[Instruction]: Write out, word for word, the stretch of the piece on Australian eGovernment below from "There is some" through "is more patchy.".

[Document segment]:
────────────────
There is some exciting activity happening in the Australian eGovernment scene.

States such as Victoria, Queensland and WA have taken major steps to standardise their online approaches across departments. At local level South Australia has introduced a phenomenal content management system that allows every council to have a well structured website, providing access to the key services they offer while still supporting individuality and innovation.

However at a Federal level it appears to me that eGovernment activity is more patchy.

Certainly there are fantastic applications such as e-tax from the Australian Tax Office (ATO), and the 2007 eCensus from the Australian Bureau of Statistics (ABS).

But across the Federal Government there is little consistency as to how websites and eGovernment applications are designed, built or managed. Standards for reporting to allow ready comparisons across government sites do not exist and there are few efficiencies in coding or content management across departments or even within agencies across websites and intranets.

AGIMO (the Australian Government Information Management Office) did some sterling work a few years ago to develop a set of Better Practice Checklists and Guides for Federal government sites, however these are not enforceable, aging and do little to 'rein in' Agencies who go their own way.
────────────────
[Information supplied]:

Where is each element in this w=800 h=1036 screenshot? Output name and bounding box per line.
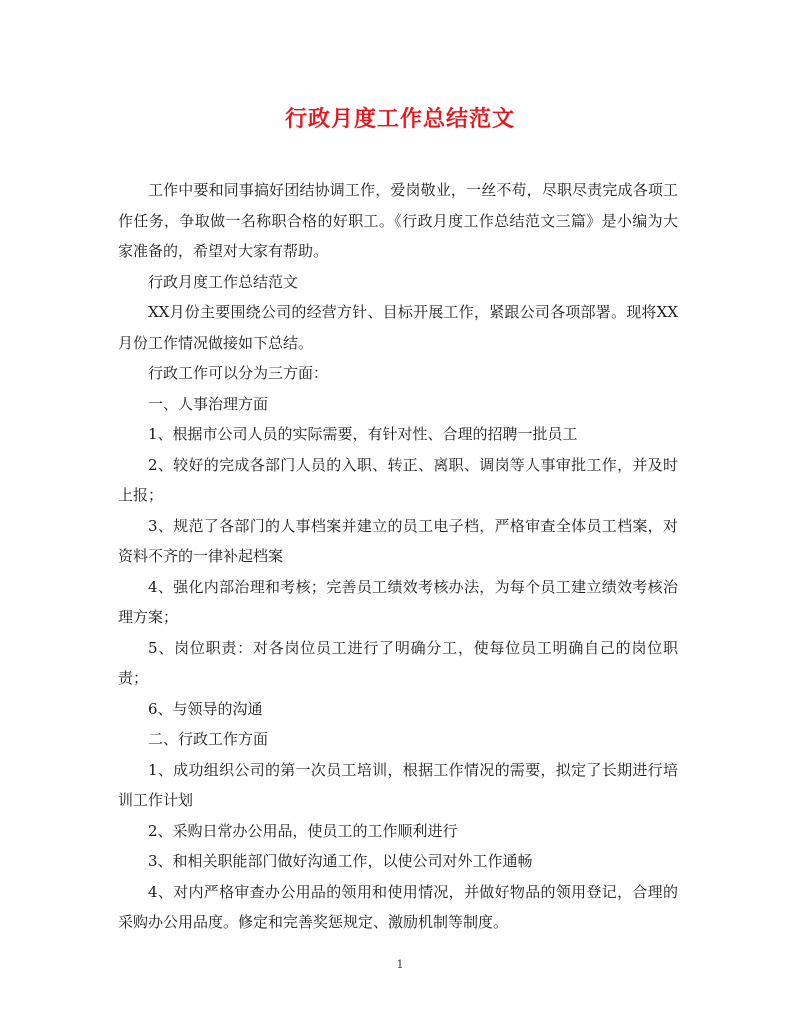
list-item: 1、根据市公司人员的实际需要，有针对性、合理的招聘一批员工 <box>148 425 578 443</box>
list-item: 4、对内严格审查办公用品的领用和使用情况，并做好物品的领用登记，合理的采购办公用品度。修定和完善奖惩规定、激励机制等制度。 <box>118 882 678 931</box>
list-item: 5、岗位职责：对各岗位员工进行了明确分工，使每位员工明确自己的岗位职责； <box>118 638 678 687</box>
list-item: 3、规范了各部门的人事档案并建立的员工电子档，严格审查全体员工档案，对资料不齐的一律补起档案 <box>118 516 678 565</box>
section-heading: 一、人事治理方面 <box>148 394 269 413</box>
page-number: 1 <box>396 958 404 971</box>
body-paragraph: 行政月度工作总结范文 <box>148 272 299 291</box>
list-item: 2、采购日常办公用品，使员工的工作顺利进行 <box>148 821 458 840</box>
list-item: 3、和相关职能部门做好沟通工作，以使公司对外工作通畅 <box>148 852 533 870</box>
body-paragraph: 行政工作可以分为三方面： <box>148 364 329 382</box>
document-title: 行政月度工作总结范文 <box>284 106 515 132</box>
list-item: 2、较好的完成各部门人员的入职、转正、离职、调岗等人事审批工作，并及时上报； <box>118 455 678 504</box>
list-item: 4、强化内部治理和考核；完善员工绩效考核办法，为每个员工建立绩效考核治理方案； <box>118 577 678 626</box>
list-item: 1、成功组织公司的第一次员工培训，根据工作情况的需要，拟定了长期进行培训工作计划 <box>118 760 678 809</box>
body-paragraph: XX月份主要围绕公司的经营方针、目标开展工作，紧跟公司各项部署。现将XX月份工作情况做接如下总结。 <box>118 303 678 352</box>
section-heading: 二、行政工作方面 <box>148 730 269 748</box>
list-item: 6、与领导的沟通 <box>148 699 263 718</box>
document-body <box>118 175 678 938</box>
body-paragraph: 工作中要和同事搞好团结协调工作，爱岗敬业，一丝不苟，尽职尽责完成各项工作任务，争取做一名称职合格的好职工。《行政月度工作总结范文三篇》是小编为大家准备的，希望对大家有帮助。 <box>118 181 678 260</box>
────────────────
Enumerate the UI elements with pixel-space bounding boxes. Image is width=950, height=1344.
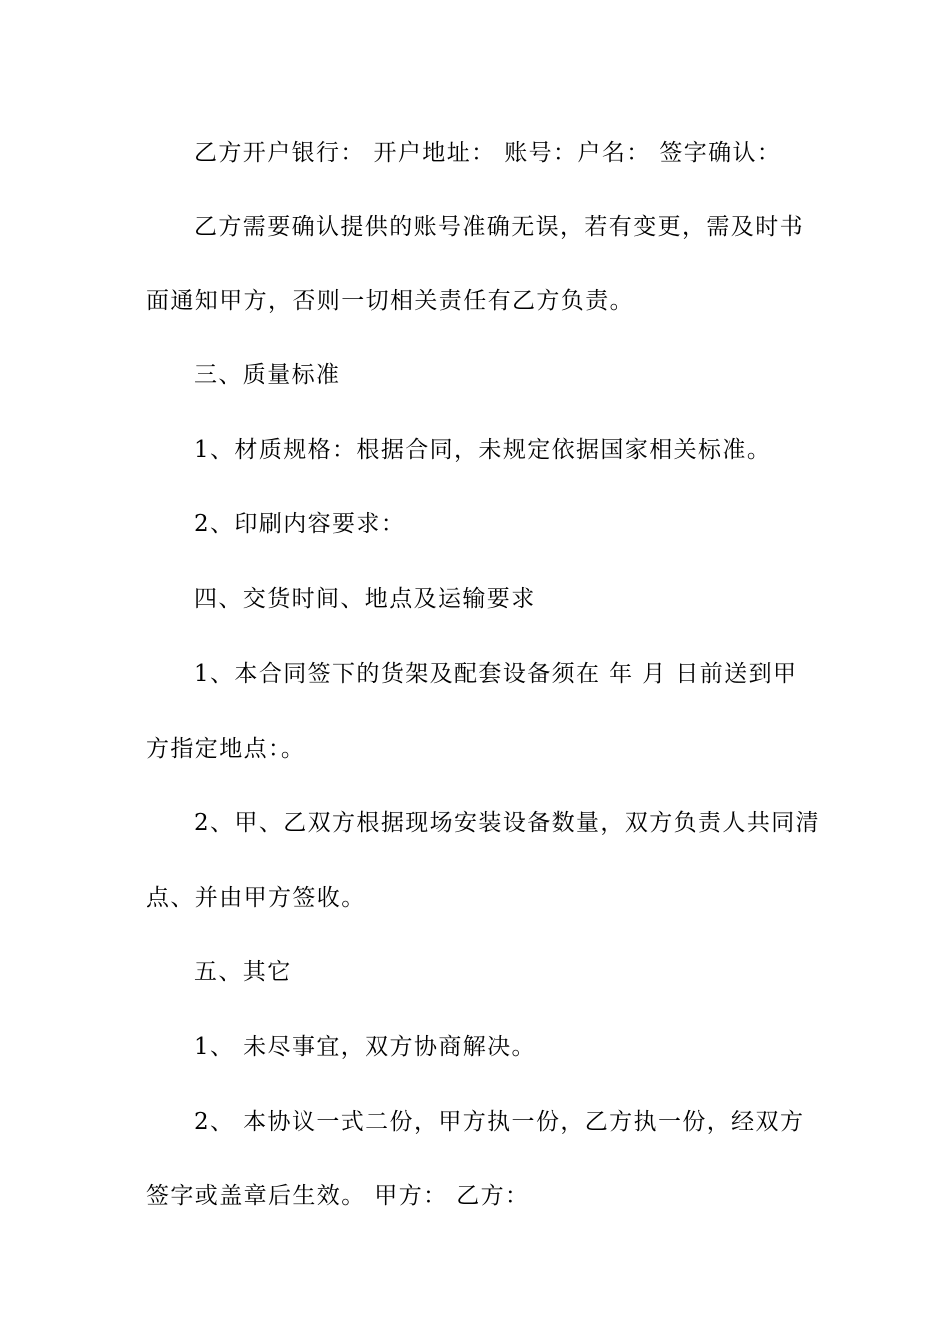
────────────────
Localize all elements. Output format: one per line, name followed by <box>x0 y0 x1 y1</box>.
────────────────
[Final result]:
There is some exciting activity happening in the Australian eGovernment scene.

States such as Victoria, Queensland and WA have taken major steps to standardise their online approaches across departments. At local level South Australia has introduced a phenomenal content management system that allows every council to have a well structured website, providing access to the key services they offer while still supporting individuality and innovation.

However at a Federal level it appears to me that eGovernment activity is more patchy.